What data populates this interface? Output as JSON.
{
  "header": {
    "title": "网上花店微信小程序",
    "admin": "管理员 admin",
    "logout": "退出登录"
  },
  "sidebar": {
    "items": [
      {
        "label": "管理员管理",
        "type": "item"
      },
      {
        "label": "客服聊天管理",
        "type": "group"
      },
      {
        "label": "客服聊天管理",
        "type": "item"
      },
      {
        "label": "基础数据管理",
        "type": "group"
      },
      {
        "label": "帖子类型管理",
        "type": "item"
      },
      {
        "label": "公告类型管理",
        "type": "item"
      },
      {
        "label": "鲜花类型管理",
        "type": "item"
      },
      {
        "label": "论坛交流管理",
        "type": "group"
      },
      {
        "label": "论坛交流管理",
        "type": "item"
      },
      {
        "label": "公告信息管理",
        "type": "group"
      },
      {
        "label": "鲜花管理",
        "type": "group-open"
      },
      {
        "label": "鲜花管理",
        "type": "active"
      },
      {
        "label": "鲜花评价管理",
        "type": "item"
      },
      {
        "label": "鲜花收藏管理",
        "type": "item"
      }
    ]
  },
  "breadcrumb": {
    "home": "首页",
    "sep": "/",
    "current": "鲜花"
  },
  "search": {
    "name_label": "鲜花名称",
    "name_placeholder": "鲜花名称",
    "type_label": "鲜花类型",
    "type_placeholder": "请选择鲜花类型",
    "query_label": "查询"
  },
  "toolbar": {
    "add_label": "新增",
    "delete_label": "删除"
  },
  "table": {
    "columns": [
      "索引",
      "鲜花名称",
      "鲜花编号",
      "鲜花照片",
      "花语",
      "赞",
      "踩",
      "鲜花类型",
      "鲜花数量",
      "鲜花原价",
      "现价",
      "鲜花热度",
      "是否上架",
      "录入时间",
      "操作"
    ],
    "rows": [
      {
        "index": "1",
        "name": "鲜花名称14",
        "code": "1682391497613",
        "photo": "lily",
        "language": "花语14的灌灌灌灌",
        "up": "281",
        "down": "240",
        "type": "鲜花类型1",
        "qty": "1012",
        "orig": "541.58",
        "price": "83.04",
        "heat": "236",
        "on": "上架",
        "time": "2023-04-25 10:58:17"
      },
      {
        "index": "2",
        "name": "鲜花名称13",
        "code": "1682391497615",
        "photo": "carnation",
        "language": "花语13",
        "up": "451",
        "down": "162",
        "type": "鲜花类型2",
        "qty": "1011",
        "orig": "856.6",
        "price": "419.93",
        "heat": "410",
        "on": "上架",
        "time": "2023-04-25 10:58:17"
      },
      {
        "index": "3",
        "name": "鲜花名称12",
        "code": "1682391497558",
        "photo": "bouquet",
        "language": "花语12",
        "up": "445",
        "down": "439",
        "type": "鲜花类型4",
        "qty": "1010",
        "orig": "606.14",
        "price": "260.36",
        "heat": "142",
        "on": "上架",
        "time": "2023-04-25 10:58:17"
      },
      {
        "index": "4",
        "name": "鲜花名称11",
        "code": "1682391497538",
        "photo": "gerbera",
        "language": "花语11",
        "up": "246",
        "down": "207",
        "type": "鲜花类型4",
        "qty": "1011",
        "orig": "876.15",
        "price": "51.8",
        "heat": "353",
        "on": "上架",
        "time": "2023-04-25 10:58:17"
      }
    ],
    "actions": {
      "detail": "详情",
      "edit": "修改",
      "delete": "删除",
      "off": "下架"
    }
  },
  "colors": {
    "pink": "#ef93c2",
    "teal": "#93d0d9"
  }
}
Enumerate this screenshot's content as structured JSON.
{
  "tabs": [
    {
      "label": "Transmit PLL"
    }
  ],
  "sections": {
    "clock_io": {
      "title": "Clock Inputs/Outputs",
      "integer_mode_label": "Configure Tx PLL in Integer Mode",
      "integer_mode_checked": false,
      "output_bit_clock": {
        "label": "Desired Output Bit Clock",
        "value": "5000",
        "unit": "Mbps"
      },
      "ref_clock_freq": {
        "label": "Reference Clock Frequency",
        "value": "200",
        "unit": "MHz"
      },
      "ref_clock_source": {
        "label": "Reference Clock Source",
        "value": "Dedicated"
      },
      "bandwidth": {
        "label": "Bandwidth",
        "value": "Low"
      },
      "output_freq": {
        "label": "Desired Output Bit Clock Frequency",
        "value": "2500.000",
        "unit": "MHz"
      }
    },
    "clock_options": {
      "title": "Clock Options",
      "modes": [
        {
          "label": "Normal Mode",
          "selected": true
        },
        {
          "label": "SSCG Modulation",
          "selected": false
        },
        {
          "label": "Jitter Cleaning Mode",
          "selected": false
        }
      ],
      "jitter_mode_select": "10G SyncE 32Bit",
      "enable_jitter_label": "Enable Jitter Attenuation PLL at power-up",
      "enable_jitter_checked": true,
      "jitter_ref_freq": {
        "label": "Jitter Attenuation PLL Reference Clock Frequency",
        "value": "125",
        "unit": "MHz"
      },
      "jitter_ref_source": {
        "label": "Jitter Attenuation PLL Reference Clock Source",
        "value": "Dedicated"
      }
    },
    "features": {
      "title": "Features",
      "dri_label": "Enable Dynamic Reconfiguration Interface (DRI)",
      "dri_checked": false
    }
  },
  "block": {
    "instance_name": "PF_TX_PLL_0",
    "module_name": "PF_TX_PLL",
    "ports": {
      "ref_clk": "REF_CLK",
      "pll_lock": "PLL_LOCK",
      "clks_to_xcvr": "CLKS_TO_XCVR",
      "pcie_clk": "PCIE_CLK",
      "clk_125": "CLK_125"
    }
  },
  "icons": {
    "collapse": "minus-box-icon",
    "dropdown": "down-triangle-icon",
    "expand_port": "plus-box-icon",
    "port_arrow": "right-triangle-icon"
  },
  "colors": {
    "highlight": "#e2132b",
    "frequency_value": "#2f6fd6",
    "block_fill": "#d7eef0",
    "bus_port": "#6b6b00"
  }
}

## Exercise
Repeat the entries shown above, every one, word for word.

## Reply to the exercise
What data populates this interface? Output as JSON.
{
  "header": {
    "title": "网上花店微信小程序",
    "admin": "管理员 admin",
    "logout": "退出登录"
  },
  "sidebar": {
    "items": [
      {
        "label": "管理员管理",
        "type": "item"
      },
      {
        "label": "客服聊天管理",
        "type": "group"
      },
      {
        "label": "客服聊天管理",
        "type": "item"
      },
      {
        "label": "基础数据管理",
        "type": "group"
      },
      {
        "label": "帖子类型管理",
        "type": "item"
      },
      {
        "label": "公告类型管理",
        "type": "item"
      },
      {
        "label": "鲜花类型管理",
        "type": "item"
      },
      {
        "label": "论坛交流管理",
        "type": "group"
      },
      {
        "label": "论坛交流管理",
        "type": "item"
      },
      {
        "label": "公告信息管理",
        "type": "group"
      },
      {
        "label": "鲜花管理",
        "type": "group-open"
      },
      {
        "label": "鲜花管理",
        "type": "active"
      },
      {
        "label": "鲜花评价管理",
        "type": "item"
      },
      {
        "label": "鲜花收藏管理",
        "type": "item"
      }
    ]
  },
  "breadcrumb": {
    "home": "首页",
    "sep": "/",
    "current": "鲜花"
  },
  "search": {
    "name_label": "鲜花名称",
    "name_placeholder": "鲜花名称",
    "type_label": "鲜花类型",
    "type_placeholder": "请选择鲜花类型",
    "query_label": "查询"
  },
  "toolbar": {
    "add_label": "新增",
    "delete_label": "删除"
  },
  "table": {
    "columns": [
      "索引",
      "鲜花名称",
      "鲜花编号",
      "鲜花照片",
      "花语",
      "赞",
      "踩",
      "鲜花类型",
      "鲜花数量",
      "鲜花原价",
      "现价",
      "鲜花热度",
      "是否上架",
      "录入时间",
      "操作"
    ],
    "rows": [
      {
        "index": "1",
        "name": "鲜花名称14",
        "code": "1682391497613",
        "photo": "lily",
        "language": "花语14的灌灌灌灌",
        "up": "281",
        "down": "240",
        "type": "鲜花类型1",
        "qty": "1012",
        "orig": "541.58",
        "price": "83.04",
        "heat": "236",
        "on": "上架",
        "time": "2023-04-25 10:58:17"
      },
      {
        "index": "2",
        "name": "鲜花名称13",
        "code": "1682391497615",
        "photo": "carnation",
        "language": "花语13",
        "up": "451",
        "down": "162",
        "type": "鲜花类型2",
        "qty": "1011",
        "orig": "856.6",
        "price": "419.93",
        "heat": "410",
        "on": "上架",
        "time": "2023-04-25 10:58:17"
      },
      {
        "index": "3",
        "name": "鲜花名称12",
        "code": "1682391497558",
        "photo": "bouquet",
        "language": "花语12",
        "up": "445",
        "down": "439",
        "type": "鲜花类型4",
        "qty": "1010",
        "orig": "606.14",
        "price": "260.36",
        "heat": "142",
        "on": "上架",
        "time": "2023-04-25 10:58:17"
      },
      {
        "index": "4",
        "name": "鲜花名称11",
        "code": "1682391497538",
        "photo": "gerbera",
        "language": "花语11",
        "up": "246",
        "down": "207",
        "type": "鲜花类型4",
        "qty": "1011",
        "orig": "876.15",
        "price": "51.8",
        "heat": "353",
        "on": "上架",
        "time": "2023-04-25 10:58:17"
      }
    ],
    "actions": {
      "detail": "详情",
      "edit": "修改",
      "delete": "删除",
      "off": "下架"
    }
  },
  "colors": {
    "pink": "#ef93c2",
    "teal": "#93d0d9"
  }
}
Enumerate this screenshot's content as structured JSON.
{
  "tabs": [
    {
      "label": "Transmit PLL"
    }
  ],
  "sections": {
    "clock_io": {
      "title": "Clock Inputs/Outputs",
      "integer_mode_label": "Configure Tx PLL in Integer Mode",
      "integer_mode_checked": false,
      "output_bit_clock": {
        "label": "Desired Output Bit Clock",
        "value": "5000",
        "unit": "Mbps"
      },
      "ref_clock_freq": {
        "label": "Reference Clock Frequency",
        "value": "200",
        "unit": "MHz"
      },
      "ref_clock_source": {
        "label": "Reference Clock Source",
        "value": "Dedicated"
      },
      "bandwidth": {
        "label": "Bandwidth",
        "value": "Low"
      },
      "output_freq": {
        "label": "Desired Output Bit Clock Frequency",
        "value": "2500.000",
        "unit": "MHz"
      }
    },
    "clock_options": {
      "title": "Clock Options",
      "modes": [
        {
          "label": "Normal Mode",
          "selected": true
        },
        {
          "label": "SSCG Modulation",
          "selected": false
        },
        {
          "label": "Jitter Cleaning Mode",
          "selected": false
        }
      ],
      "jitter_mode_select": "10G SyncE 32Bit",
      "enable_jitter_label": "Enable Jitter Attenuation PLL at power-up",
      "enable_jitter_checked": true,
      "jitter_ref_freq": {
        "label": "Jitter Attenuation PLL Reference Clock Frequency",
        "value": "125",
        "unit": "MHz"
      },
      "jitter_ref_source": {
        "label": "Jitter Attenuation PLL Reference Clock Source",
        "value": "Dedicated"
      }
    },
    "features": {
      "title": "Features",
      "dri_label": "Enable Dynamic Reconfiguration Interface (DRI)",
      "dri_checked": false
    }
  },
  "block": {
    "instance_name": "PF_TX_PLL_0",
    "module_name": "PF_TX_PLL",
    "ports": {
      "ref_clk": "REF_CLK",
      "pll_lock": "PLL_LOCK",
      "clks_to_xcvr": "CLKS_TO_XCVR",
      "pcie_clk": "PCIE_CLK",
      "clk_125": "CLK_125"
    }
  },
  "icons": {
    "collapse": "minus-box-icon",
    "dropdown": "down-triangle-icon",
    "expand_port": "plus-box-icon",
    "port_arrow": "right-triangle-icon"
  },
  "colors": {
    "highlight": "#e2132b",
    "frequency_value": "#2f6fd6",
    "block_fill": "#d7eef0",
    "bus_port": "#6b6b00"
  }
}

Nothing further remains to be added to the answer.